-- Task goal --
Scan the data. Collect each line that contains the word "吨熟料发电量".

Structured figure records:
begin

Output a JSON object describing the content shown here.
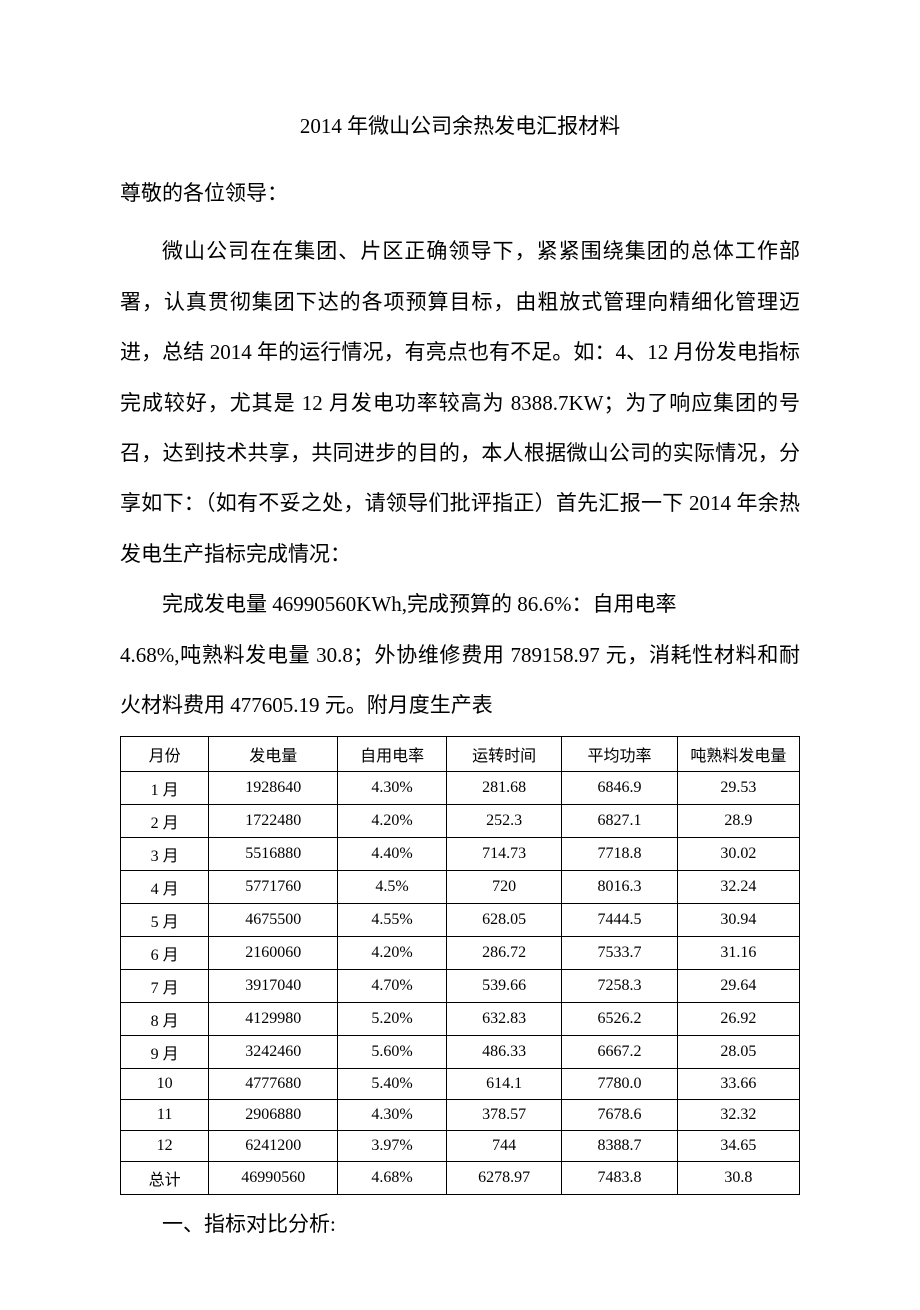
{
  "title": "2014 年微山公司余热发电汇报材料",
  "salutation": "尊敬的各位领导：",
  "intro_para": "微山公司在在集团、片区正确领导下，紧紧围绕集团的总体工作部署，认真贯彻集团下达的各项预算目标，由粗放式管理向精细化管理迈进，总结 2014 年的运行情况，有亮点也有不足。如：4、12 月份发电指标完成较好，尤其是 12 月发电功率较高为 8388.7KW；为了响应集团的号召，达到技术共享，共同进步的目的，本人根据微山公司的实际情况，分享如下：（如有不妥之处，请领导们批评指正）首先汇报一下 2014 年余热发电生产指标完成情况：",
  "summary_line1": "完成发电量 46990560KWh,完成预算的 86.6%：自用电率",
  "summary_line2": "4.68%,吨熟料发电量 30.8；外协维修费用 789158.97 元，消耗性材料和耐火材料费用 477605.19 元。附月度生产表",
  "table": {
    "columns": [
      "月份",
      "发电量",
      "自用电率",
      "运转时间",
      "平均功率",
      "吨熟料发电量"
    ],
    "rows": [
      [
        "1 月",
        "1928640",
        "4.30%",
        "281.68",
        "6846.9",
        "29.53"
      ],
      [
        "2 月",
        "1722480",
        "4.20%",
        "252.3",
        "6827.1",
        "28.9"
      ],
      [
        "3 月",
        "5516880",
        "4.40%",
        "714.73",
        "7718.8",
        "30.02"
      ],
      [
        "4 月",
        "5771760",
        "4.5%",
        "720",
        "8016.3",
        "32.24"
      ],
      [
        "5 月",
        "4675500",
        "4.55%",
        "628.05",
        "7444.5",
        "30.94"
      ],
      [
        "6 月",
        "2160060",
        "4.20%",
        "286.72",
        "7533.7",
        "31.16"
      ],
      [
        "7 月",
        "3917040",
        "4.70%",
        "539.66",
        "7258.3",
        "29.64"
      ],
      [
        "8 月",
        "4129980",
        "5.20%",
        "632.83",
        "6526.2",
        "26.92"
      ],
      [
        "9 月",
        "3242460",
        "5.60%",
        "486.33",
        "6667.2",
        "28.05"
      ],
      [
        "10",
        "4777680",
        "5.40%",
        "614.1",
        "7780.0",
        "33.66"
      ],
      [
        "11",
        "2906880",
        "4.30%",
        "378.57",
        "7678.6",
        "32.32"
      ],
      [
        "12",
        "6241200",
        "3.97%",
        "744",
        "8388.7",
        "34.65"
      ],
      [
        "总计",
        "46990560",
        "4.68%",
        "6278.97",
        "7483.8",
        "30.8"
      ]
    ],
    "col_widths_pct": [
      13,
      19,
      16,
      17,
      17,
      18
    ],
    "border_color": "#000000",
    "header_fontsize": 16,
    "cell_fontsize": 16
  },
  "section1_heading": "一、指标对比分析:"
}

end

-- Exercise response --
  "summary_line2": "4.68%,吨熟料发电量 30.8；外协维修费用 789158.97 元，消耗性材料和耐火材料费用 477605.19 元。附月度生产表",
      "吨熟料发电量"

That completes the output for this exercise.